MATERIAL FOR THIS EXERCISE:
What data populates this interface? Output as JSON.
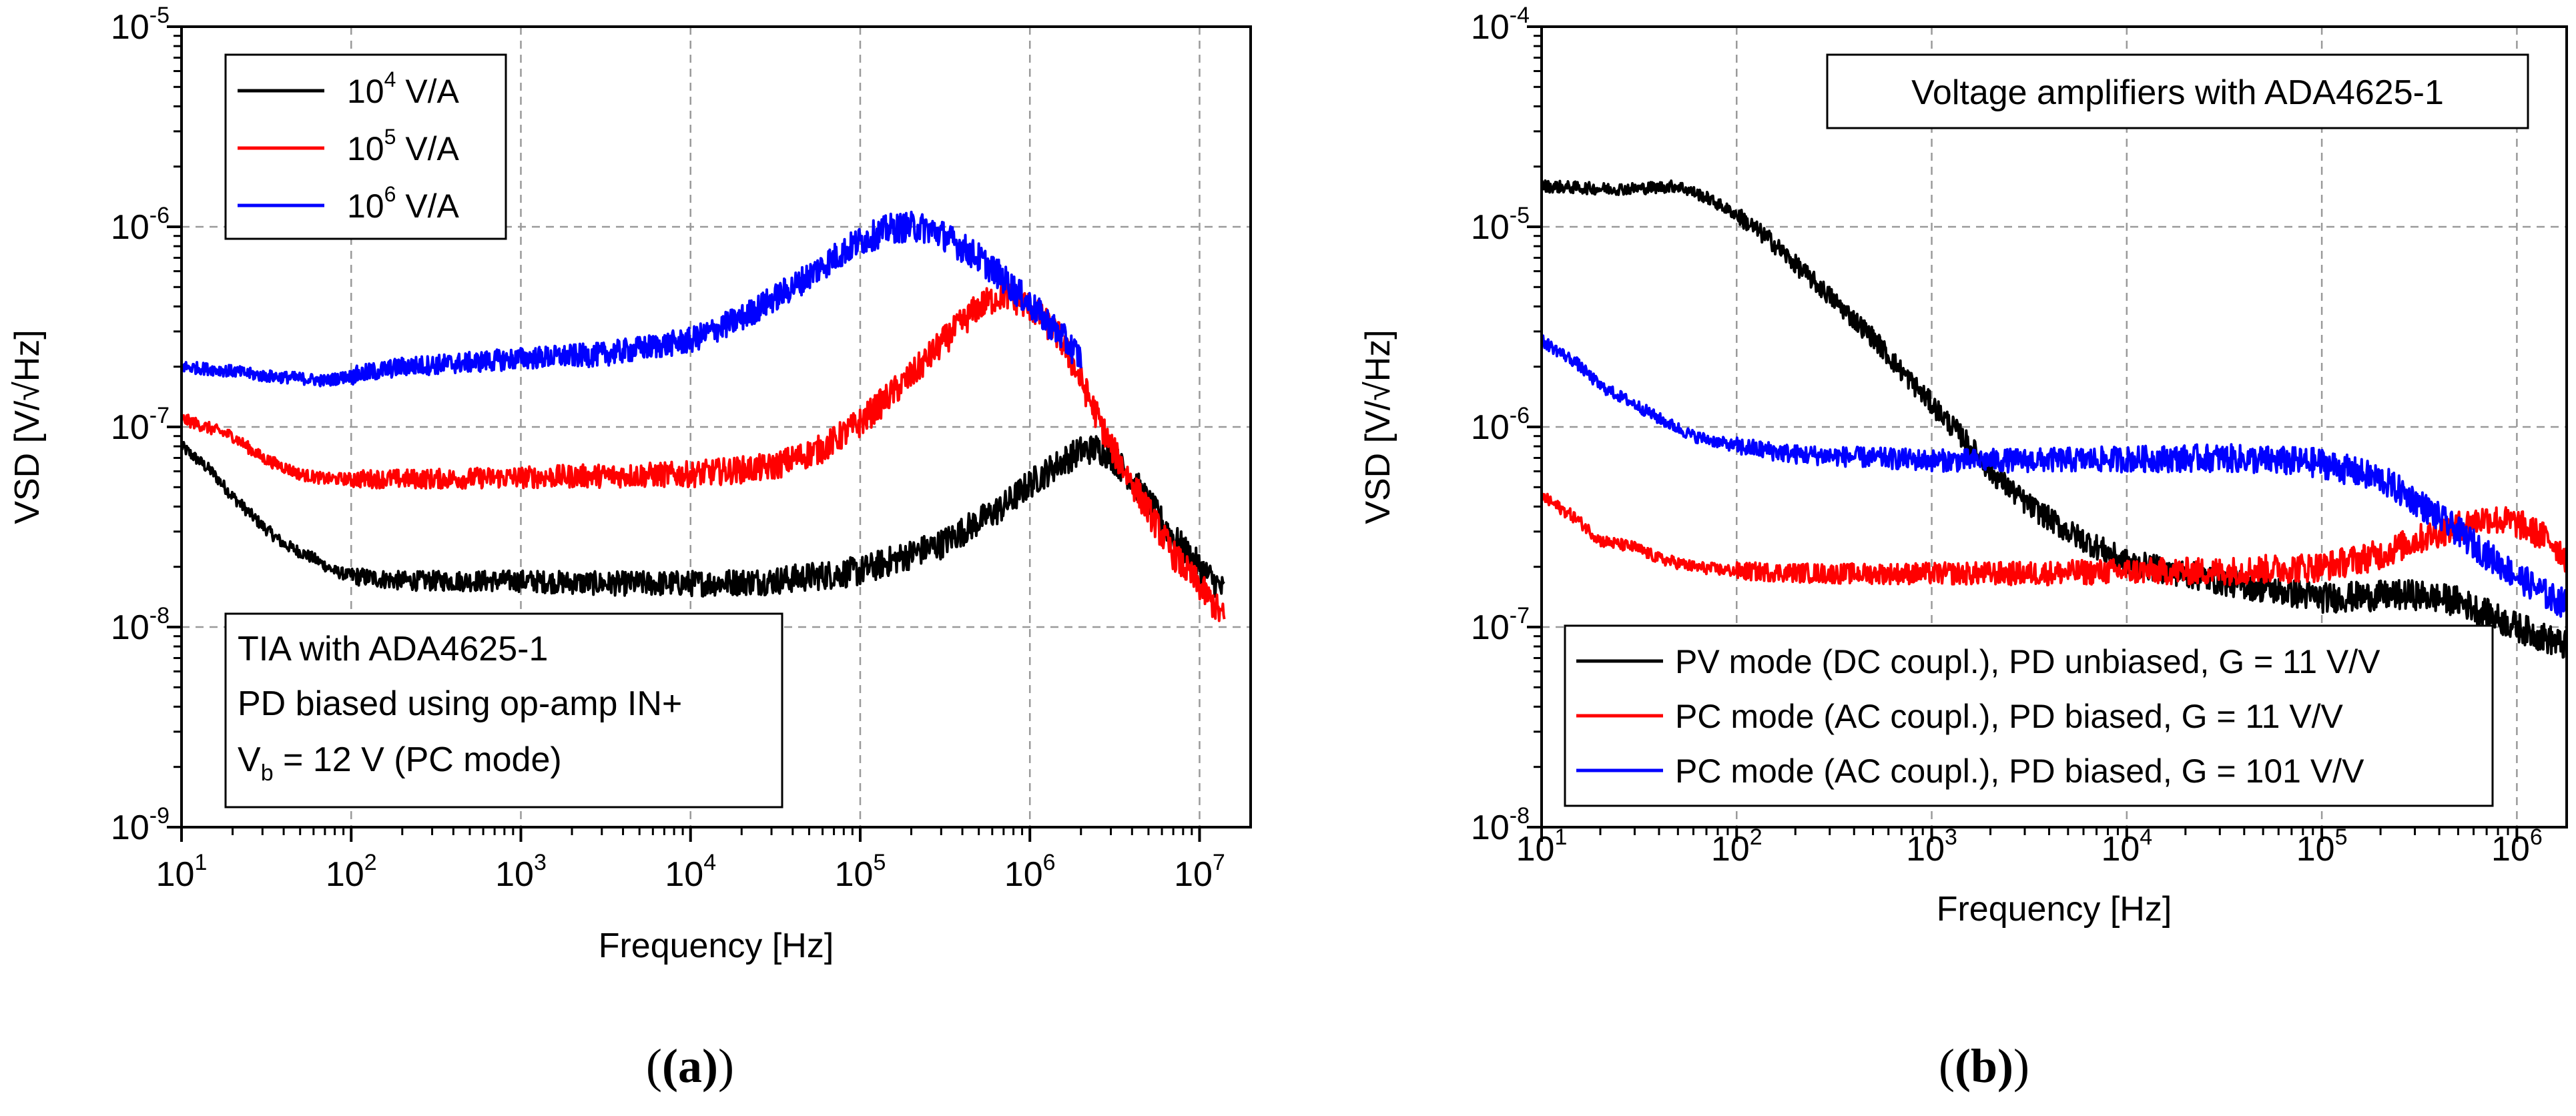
{
  "chart_data": [
    {
      "type": "line",
      "panel_label": "(a)",
      "xlabel": "Frequency [Hz]",
      "ylabel": "VSD [V/√Hz]",
      "xscale": "log",
      "yscale": "log",
      "xlim": [
        10,
        20000000
      ],
      "ylim": [
        1e-09,
        1e-05
      ],
      "grid": true,
      "x_ticks": [
        {
          "base": "10",
          "exp": "1"
        },
        {
          "base": "10",
          "exp": "2"
        },
        {
          "base": "10",
          "exp": "3"
        },
        {
          "base": "10",
          "exp": "4"
        },
        {
          "base": "10",
          "exp": "5"
        },
        {
          "base": "10",
          "exp": "6"
        },
        {
          "base": "10",
          "exp": "7"
        }
      ],
      "y_ticks": [
        {
          "base": "10",
          "exp": "-9"
        },
        {
          "base": "10",
          "exp": "-8"
        },
        {
          "base": "10",
          "exp": "-7"
        },
        {
          "base": "10",
          "exp": "-6"
        },
        {
          "base": "10",
          "exp": "-5"
        }
      ],
      "legend": {
        "placement": "top-left",
        "entries": [
          {
            "pre": "10",
            "sup": "4",
            "post": " V/A",
            "color": "#000000"
          },
          {
            "pre": "10",
            "sup": "5",
            "post": " V/A",
            "color": "#ff0000"
          },
          {
            "pre": "10",
            "sup": "6",
            "post": " V/A",
            "color": "#0000ff"
          }
        ]
      },
      "annotation": {
        "placement": "bottom-left",
        "line1": "TIA with ADA4625-1",
        "line2": "PD biased using op-amp IN+",
        "line3_main": "V",
        "line3_sub": "b",
        "line3_rest": " = 12 V (PC mode)"
      },
      "series": [
        {
          "name": "10^4 V/A",
          "color": "#000000",
          "x": [
            10,
            15,
            20,
            30,
            40,
            60,
            80,
            100,
            200,
            500,
            1000,
            3000,
            10000,
            30000,
            100000,
            300000,
            700000,
            1000000,
            1500000,
            2000000,
            2500000,
            3000000,
            4000000,
            5000000,
            7000000,
            10000000,
            14000000
          ],
          "y": [
            8e-08,
            6e-08,
            4.5e-08,
            3.2e-08,
            2.6e-08,
            2.2e-08,
            1.9e-08,
            1.8e-08,
            1.7e-08,
            1.7e-08,
            1.7e-08,
            1.65e-08,
            1.65e-08,
            1.7e-08,
            1.9e-08,
            2.6e-08,
            4e-08,
            5.2e-08,
            6.6e-08,
            7.6e-08,
            7.8e-08,
            7.2e-08,
            5.5e-08,
            4.2e-08,
            2.8e-08,
            2e-08,
            1.5e-08
          ]
        },
        {
          "name": "10^5 V/A",
          "color": "#ff0000",
          "x": [
            10,
            20,
            30,
            50,
            70,
            100,
            300,
            1000,
            3000,
            10000,
            30000,
            60000,
            100000,
            200000,
            300000,
            500000,
            700000,
            1000000,
            1500000,
            2000000,
            3000000,
            5000000,
            7000000,
            10000000,
            14000000
          ],
          "y": [
            1.1e-07,
            9e-08,
            7e-08,
            5.8e-08,
            5.5e-08,
            5.5e-08,
            5.5e-08,
            5.6e-08,
            5.7e-08,
            5.8e-08,
            6.3e-08,
            7.8e-08,
            1.05e-07,
            1.8e-07,
            2.6e-07,
            4e-07,
            4.6e-07,
            4e-07,
            2.8e-07,
            1.7e-07,
            8e-08,
            3.8e-08,
            2.3e-08,
            1.6e-08,
            1.1e-08
          ]
        },
        {
          "name": "10^6 V/A",
          "color": "#0000ff",
          "x": [
            10,
            20,
            30,
            50,
            70,
            100,
            200,
            500,
            1000,
            3000,
            10000,
            20000,
            40000,
            70000,
            100000,
            150000,
            200000,
            250000,
            300000,
            500000,
            700000,
            1000000,
            1500000,
            2000000
          ],
          "y": [
            2e-07,
            1.9e-07,
            1.8e-07,
            1.75e-07,
            1.7e-07,
            1.8e-07,
            2e-07,
            2.1e-07,
            2.2e-07,
            2.3e-07,
            2.7e-07,
            3.5e-07,
            5e-07,
            7e-07,
            8.5e-07,
            9.8e-07,
            1e-06,
            9.8e-07,
            9.2e-07,
            7e-07,
            5.5e-07,
            4.1e-07,
            2.9e-07,
            2.2e-07
          ]
        }
      ]
    },
    {
      "type": "line",
      "panel_label": "(b)",
      "xlabel": "Frequency [Hz]",
      "ylabel": "VSD [V/√Hz]",
      "xscale": "log",
      "yscale": "log",
      "xlim": [
        10,
        1800000
      ],
      "ylim": [
        1e-08,
        0.0001
      ],
      "grid": true,
      "x_ticks": [
        {
          "base": "10",
          "exp": "1"
        },
        {
          "base": "10",
          "exp": "2"
        },
        {
          "base": "10",
          "exp": "3"
        },
        {
          "base": "10",
          "exp": "4"
        },
        {
          "base": "10",
          "exp": "5"
        },
        {
          "base": "10",
          "exp": "6"
        }
      ],
      "y_ticks": [
        {
          "base": "10",
          "exp": "-8"
        },
        {
          "base": "10",
          "exp": "-7"
        },
        {
          "base": "10",
          "exp": "-6"
        },
        {
          "base": "10",
          "exp": "-5"
        },
        {
          "base": "10",
          "exp": "-4"
        }
      ],
      "title_box": {
        "placement": "top-right",
        "text": "Voltage amplifiers with ADA4625-1"
      },
      "legend": {
        "placement": "bottom-right",
        "entries": [
          {
            "text": "PV mode (DC coupl.), PD unbiased, G = 11 V/V",
            "color": "#000000"
          },
          {
            "text": "PC mode (AC coupl.), PD biased, G = 11 V/V",
            "color": "#ff0000"
          },
          {
            "text": "PC mode (AC coupl.), PD biased, G = 101 V/V",
            "color": "#0000ff"
          }
        ]
      },
      "series": [
        {
          "name": "PV mode (DC coupl.), PD unbiased, G = 11 V/V",
          "color": "#000000",
          "x": [
            10,
            20,
            30,
            50,
            70,
            100,
            150,
            200,
            300,
            500,
            700,
            1000,
            1500,
            2000,
            3000,
            5000,
            10000,
            30000,
            100000,
            300000,
            500000,
            1000000,
            1800000
          ],
          "y": [
            1.6e-05,
            1.55e-05,
            1.55e-05,
            1.6e-05,
            1.4e-05,
            1.15e-05,
            8.5e-06,
            6.5e-06,
            4.5e-06,
            2.8e-06,
            1.9e-06,
            1.3e-06,
            8.5e-07,
            6e-07,
            4.2e-07,
            3e-07,
            2.1e-07,
            1.7e-07,
            1.4e-07,
            1.45e-07,
            1.35e-07,
            1e-07,
            8e-08
          ]
        },
        {
          "name": "PC mode (AC coupl.), PD biased, G = 11 V/V",
          "color": "#ff0000",
          "x": [
            10,
            15,
            20,
            30,
            40,
            60,
            100,
            300,
            1000,
            3000,
            10000,
            30000,
            100000,
            200000,
            300000,
            500000,
            700000,
            1000000,
            1500000,
            1800000
          ],
          "y": [
            4.5e-07,
            3.5e-07,
            2.7e-07,
            2.5e-07,
            2.2e-07,
            2e-07,
            1.9e-07,
            1.85e-07,
            1.85e-07,
            1.85e-07,
            1.9e-07,
            1.9e-07,
            2e-07,
            2.3e-07,
            2.7e-07,
            3.2e-07,
            3.5e-07,
            3.3e-07,
            2.7e-07,
            2.2e-07
          ]
        },
        {
          "name": "PC mode (AC coupl.), PD biased, G = 101 V/V",
          "color": "#0000ff",
          "x": [
            10,
            15,
            20,
            30,
            40,
            60,
            100,
            200,
            500,
            1000,
            3000,
            10000,
            30000,
            100000,
            200000,
            300000,
            500000,
            700000,
            1000000,
            1500000,
            1800000
          ],
          "y": [
            2.7e-06,
            2.1e-06,
            1.6e-06,
            1.3e-06,
            1.1e-06,
            9e-07,
            8e-07,
            7.3e-07,
            7e-07,
            6.8e-07,
            6.8e-07,
            6.9e-07,
            7e-07,
            6.6e-07,
            5.5e-07,
            4.3e-07,
            3e-07,
            2.3e-07,
            1.8e-07,
            1.4e-07,
            1.3e-07
          ]
        }
      ]
    }
  ]
}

STATED TASK:
Check each line of the data above for the word "bottom", then state how many lines have it. Give the number alone.

ANSWER TO THE EXERCISE:
2